• [Work to do]: Lines that contain the string "JSON" are to be copied; leave out all others.

• [Figure record listings]:
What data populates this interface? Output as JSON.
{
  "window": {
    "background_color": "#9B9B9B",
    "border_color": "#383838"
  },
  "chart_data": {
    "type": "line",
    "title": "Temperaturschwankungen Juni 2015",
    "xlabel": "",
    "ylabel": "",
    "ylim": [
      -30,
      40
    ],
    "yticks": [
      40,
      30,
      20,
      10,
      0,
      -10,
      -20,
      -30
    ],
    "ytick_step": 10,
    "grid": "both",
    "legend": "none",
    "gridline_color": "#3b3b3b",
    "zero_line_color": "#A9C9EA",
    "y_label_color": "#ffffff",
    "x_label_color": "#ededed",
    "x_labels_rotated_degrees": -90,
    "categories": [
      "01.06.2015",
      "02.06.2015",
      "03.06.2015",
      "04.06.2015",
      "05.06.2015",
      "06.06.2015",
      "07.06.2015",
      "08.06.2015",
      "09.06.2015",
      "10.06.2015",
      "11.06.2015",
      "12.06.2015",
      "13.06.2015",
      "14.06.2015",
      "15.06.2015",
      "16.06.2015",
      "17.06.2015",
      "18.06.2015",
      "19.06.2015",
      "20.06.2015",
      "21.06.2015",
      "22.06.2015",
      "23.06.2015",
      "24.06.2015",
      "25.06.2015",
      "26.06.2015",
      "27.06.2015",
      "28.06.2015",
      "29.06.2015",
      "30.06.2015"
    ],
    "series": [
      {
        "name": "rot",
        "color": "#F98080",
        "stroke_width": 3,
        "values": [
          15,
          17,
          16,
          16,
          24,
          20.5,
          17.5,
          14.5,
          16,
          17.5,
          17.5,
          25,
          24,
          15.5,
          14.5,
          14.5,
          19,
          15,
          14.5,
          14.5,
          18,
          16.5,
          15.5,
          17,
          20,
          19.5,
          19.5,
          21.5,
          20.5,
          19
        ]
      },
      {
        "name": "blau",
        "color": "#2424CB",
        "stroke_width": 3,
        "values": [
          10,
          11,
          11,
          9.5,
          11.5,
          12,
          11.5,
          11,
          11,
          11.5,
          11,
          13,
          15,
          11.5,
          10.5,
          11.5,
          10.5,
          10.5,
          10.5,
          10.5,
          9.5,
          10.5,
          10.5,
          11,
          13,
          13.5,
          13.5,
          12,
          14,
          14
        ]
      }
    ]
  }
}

* * *

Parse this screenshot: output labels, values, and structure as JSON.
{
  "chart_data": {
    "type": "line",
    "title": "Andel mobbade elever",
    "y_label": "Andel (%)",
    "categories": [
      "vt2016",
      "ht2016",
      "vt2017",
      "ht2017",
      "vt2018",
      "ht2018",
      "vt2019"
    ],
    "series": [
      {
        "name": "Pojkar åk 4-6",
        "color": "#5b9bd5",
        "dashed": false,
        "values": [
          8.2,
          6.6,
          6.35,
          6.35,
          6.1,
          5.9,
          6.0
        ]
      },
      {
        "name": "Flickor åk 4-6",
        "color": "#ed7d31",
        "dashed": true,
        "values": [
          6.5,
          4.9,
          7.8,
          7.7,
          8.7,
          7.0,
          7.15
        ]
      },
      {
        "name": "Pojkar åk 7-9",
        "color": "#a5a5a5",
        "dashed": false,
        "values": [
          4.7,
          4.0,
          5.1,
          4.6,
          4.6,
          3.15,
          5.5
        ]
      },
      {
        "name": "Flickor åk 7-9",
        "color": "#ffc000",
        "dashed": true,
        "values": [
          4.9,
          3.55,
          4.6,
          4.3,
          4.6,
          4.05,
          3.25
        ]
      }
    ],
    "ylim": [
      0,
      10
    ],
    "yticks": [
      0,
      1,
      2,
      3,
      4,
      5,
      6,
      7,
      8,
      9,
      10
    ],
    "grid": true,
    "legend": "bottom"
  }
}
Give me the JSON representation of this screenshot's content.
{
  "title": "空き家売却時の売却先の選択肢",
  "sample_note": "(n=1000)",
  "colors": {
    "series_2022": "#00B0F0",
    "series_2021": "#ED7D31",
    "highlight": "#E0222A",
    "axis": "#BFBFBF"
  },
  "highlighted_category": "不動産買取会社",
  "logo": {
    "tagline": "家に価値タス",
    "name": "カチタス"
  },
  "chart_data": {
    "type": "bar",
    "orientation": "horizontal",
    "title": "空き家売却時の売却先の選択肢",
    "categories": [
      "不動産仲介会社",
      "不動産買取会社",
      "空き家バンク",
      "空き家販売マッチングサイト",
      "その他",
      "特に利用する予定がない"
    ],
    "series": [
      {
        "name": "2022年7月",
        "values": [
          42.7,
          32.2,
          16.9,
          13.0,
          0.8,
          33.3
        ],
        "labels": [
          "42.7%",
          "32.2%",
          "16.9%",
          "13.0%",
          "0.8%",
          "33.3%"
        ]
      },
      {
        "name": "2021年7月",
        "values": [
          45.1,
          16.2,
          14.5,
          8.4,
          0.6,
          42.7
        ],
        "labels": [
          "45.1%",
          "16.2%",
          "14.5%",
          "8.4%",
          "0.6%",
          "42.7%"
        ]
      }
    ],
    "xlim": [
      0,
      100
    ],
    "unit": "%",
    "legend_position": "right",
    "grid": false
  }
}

• [Answer to this task]:
What data populates this interface? Output as JSON.
Parse this screenshot: output labels, values, and structure as JSON.
Give me the JSON representation of this screenshot's content.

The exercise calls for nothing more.